## start DATA

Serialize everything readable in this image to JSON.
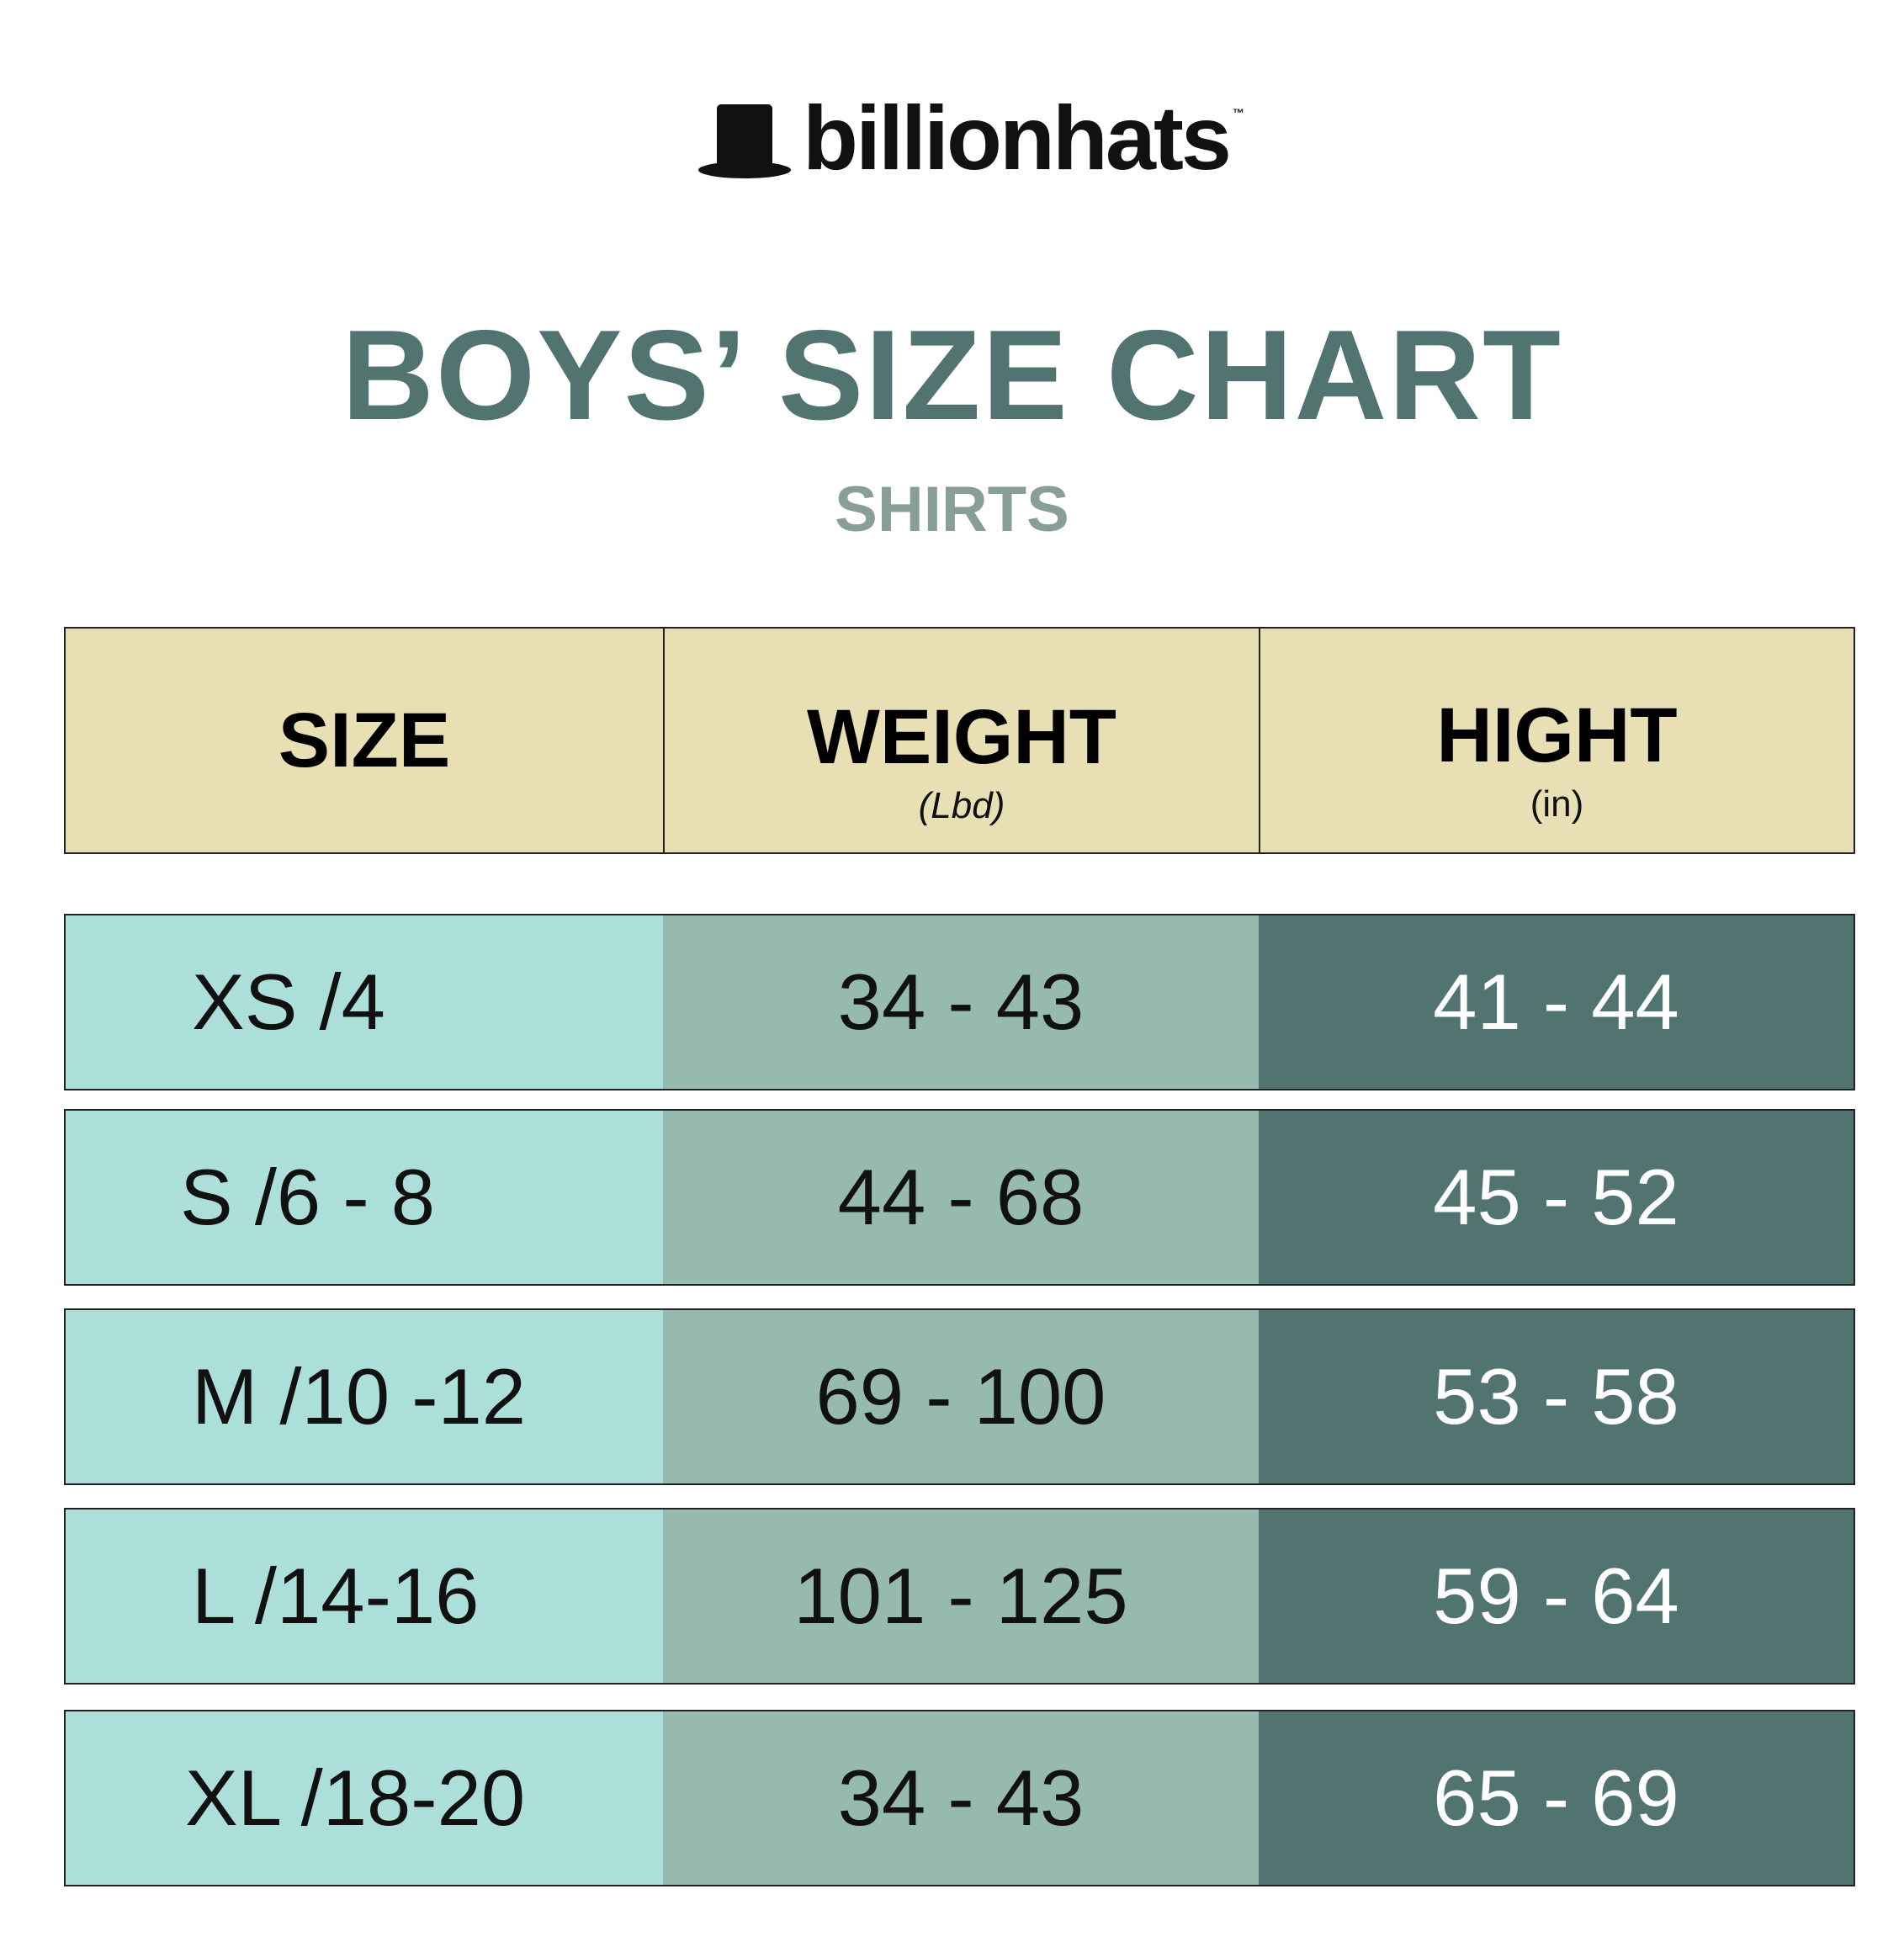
{
  "brand": {
    "name": "billionhats",
    "trademark": "™",
    "logo_icon": "top-hat-icon"
  },
  "title": "BOYS’ SIZE CHART",
  "subtitle": "SHIRTS",
  "colors": {
    "title": "#527470",
    "subtitle": "#889e98",
    "header_bg": "#e9dfb4",
    "size_col": "#acdeda",
    "weight_col": "#97bab0",
    "height_col": "#527470",
    "dark_text": "#111111",
    "light_text": "#ffffff"
  },
  "table": {
    "headers": [
      {
        "label": "SIZE",
        "unit": ""
      },
      {
        "label": "WEIGHT",
        "unit": "(Lbd)"
      },
      {
        "label": "HIGHT",
        "unit": "(in)"
      }
    ],
    "rows": [
      {
        "size": "XS /4",
        "weight": "34 - 43",
        "height": "41 - 44"
      },
      {
        "size": "S /6 - 8",
        "weight": "44 - 68",
        "height": "45 - 52"
      },
      {
        "size": "M /10 -12",
        "weight": "69 - 100",
        "height": "53 - 58"
      },
      {
        "size": "L /14-16",
        "weight": "101 - 125",
        "height": "59 - 64"
      },
      {
        "size": "XL /18-20",
        "weight": "34 - 43",
        "height": "65 - 69"
      }
    ]
  }
}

## end DATA

◆ **INSTRUCTIONS TO FOLLOW**:
Pick out each line above that includes "label" and show it.

◆ **THE OUTPUT**:
        "label": "SIZE",
        "label": "WEIGHT",
        "label": "HIGHT",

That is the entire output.